Written task: Restate every entry word for word.
-- START OF Source data --
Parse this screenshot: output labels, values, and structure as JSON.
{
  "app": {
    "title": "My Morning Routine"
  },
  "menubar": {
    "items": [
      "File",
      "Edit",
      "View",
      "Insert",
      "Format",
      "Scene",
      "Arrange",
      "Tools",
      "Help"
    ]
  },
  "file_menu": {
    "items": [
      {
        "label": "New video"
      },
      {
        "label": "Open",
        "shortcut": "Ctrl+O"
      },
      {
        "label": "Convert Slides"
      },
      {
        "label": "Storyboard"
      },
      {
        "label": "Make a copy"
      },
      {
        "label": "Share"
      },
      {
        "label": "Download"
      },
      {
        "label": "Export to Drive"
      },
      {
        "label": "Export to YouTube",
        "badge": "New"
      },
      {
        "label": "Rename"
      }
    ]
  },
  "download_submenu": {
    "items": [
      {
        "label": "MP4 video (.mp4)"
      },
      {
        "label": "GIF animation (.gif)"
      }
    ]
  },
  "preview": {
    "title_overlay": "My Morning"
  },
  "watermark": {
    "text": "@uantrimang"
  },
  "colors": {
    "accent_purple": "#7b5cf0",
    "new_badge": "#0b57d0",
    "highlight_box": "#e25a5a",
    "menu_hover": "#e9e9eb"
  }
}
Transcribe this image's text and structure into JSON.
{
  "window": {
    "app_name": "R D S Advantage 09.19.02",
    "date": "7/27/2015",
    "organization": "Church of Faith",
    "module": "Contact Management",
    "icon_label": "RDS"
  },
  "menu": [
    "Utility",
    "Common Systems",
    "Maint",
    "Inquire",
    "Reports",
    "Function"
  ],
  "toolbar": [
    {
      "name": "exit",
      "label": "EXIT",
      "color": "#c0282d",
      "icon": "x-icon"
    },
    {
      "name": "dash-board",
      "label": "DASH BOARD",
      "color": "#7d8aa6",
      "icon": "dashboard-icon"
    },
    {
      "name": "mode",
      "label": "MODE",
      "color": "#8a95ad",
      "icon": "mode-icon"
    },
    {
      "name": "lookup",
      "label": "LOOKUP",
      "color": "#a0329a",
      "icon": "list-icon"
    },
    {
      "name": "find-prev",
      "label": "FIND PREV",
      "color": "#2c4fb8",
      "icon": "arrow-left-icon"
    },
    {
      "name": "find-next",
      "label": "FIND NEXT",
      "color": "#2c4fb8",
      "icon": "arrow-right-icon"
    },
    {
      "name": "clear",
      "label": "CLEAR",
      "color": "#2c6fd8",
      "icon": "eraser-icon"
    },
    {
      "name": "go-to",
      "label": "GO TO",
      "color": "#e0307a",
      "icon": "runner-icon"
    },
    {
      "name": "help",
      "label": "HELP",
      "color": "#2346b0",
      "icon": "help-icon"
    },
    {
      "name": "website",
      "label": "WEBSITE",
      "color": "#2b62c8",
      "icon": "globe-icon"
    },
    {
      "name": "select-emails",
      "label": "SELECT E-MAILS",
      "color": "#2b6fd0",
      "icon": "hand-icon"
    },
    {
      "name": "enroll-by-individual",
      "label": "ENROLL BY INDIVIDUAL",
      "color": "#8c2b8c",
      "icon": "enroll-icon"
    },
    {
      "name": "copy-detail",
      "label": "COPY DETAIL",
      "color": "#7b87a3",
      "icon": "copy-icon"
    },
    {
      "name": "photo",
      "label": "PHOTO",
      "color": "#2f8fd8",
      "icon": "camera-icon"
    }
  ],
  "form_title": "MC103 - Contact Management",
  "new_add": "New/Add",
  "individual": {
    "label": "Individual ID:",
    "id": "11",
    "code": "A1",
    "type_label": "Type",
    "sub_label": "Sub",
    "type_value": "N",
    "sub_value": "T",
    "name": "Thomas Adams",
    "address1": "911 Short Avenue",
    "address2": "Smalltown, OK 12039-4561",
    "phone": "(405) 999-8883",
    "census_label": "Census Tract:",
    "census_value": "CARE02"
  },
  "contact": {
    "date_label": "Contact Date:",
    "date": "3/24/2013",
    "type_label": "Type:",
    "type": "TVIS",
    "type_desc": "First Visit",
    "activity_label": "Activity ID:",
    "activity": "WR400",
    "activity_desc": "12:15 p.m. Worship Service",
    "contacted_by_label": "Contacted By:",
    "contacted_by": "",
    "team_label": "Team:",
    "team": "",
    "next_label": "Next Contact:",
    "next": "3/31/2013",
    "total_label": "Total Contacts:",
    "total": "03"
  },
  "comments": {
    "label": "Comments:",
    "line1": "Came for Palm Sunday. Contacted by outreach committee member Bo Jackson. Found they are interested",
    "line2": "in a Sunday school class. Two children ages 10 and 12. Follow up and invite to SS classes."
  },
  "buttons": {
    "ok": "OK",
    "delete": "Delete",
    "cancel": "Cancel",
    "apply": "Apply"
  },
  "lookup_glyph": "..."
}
-- END OF Source data --
Solution to the problem:
Parse this screenshot: output labels, values, and structure as JSON.
{
  "app": {
    "title": "My Morning Routine"
  },
  "menubar": {
    "items": [
      "File",
      "Edit",
      "View",
      "Insert",
      "Format",
      "Scene",
      "Arrange",
      "Tools",
      "Help"
    ]
  },
  "file_menu": {
    "items": [
      {
        "label": "New video"
      },
      {
        "label": "Open",
        "shortcut": "Ctrl+O"
      },
      {
        "label": "Convert Slides"
      },
      {
        "label": "Storyboard"
      },
      {
        "label": "Make a copy"
      },
      {
        "label": "Share"
      },
      {
        "label": "Download"
      },
      {
        "label": "Export to Drive"
      },
      {
        "label": "Export to YouTube",
        "badge": "New"
      },
      {
        "label": "Rename"
      }
    ]
  },
  "download_submenu": {
    "items": [
      {
        "label": "MP4 video (.mp4)"
      },
      {
        "label": "GIF animation (.gif)"
      }
    ]
  },
  "preview": {
    "title_overlay": "My Morning"
  },
  "watermark": {
    "text": "@uantrimang"
  },
  "colors": {
    "accent_purple": "#7b5cf0",
    "new_badge": "#0b57d0",
    "highlight_box": "#e25a5a",
    "menu_hover": "#e9e9eb"
  }
}
Transcribe this image's text and structure into JSON.
{
  "window": {
    "app_name": "R D S Advantage 09.19.02",
    "date": "7/27/2015",
    "organization": "Church of Faith",
    "module": "Contact Management",
    "icon_label": "RDS"
  },
  "menu": [
    "Utility",
    "Common Systems",
    "Maint",
    "Inquire",
    "Reports",
    "Function"
  ],
  "toolbar": [
    {
      "name": "exit",
      "label": "EXIT",
      "color": "#c0282d",
      "icon": "x-icon"
    },
    {
      "name": "dash-board",
      "label": "DASH BOARD",
      "color": "#7d8aa6",
      "icon": "dashboard-icon"
    },
    {
      "name": "mode",
      "label": "MODE",
      "color": "#8a95ad",
      "icon": "mode-icon"
    },
    {
      "name": "lookup",
      "label": "LOOKUP",
      "color": "#a0329a",
      "icon": "list-icon"
    },
    {
      "name": "find-prev",
      "label": "FIND PREV",
      "color": "#2c4fb8",
      "icon": "arrow-left-icon"
    },
    {
      "name": "find-next",
      "label": "FIND NEXT",
      "color": "#2c4fb8",
      "icon": "arrow-right-icon"
    },
    {
      "name": "clear",
      "label": "CLEAR",
      "color": "#2c6fd8",
      "icon": "eraser-icon"
    },
    {
      "name": "go-to",
      "label": "GO TO",
      "color": "#e0307a",
      "icon": "runner-icon"
    },
    {
      "name": "help",
      "label": "HELP",
      "color": "#2346b0",
      "icon": "help-icon"
    },
    {
      "name": "website",
      "label": "WEBSITE",
      "color": "#2b62c8",
      "icon": "globe-icon"
    },
    {
      "name": "select-emails",
      "label": "SELECT E-MAILS",
      "color": "#2b6fd0",
      "icon": "hand-icon"
    },
    {
      "name": "enroll-by-individual",
      "label": "ENROLL BY INDIVIDUAL",
      "color": "#8c2b8c",
      "icon": "enroll-icon"
    },
    {
      "name": "copy-detail",
      "label": "COPY DETAIL",
      "color": "#7b87a3",
      "icon": "copy-icon"
    },
    {
      "name": "photo",
      "label": "PHOTO",
      "color": "#2f8fd8",
      "icon": "camera-icon"
    }
  ],
  "form_title": "MC103 - Contact Management",
  "new_add": "New/Add",
  "individual": {
    "label": "Individual ID:",
    "id": "11",
    "code": "A1",
    "type_label": "Type",
    "sub_label": "Sub",
    "type_value": "N",
    "sub_value": "T",
    "name": "Thomas Adams",
    "address1": "911 Short Avenue",
    "address2": "Smalltown, OK 12039-4561",
    "phone": "(405) 999-8883",
    "census_label": "Census Tract:",
    "census_value": "CARE02"
  },
  "contact": {
    "date_label": "Contact Date:",
    "date": "3/24/2013",
    "type_label": "Type:",
    "type": "TVIS",
    "type_desc": "First Visit",
    "activity_label": "Activity ID:",
    "activity": "WR400",
    "activity_desc": "12:15 p.m. Worship Service",
    "contacted_by_label": "Contacted By:",
    "contacted_by": "",
    "team_label": "Team:",
    "team": "",
    "next_label": "Next Contact:",
    "next": "3/31/2013",
    "total_label": "Total Contacts:",
    "total": "03"
  },
  "comments": {
    "label": "Comments:",
    "line1": "Came for Palm Sunday. Contacted by outreach committee member Bo Jackson. Found they are interested",
    "line2": "in a Sunday school class. Two children ages 10 and 12. Follow up and invite to SS classes."
  },
  "buttons": {
    "ok": "OK",
    "delete": "Delete",
    "cancel": "Cancel",
    "apply": "Apply"
  },
  "lookup_glyph": "..."
}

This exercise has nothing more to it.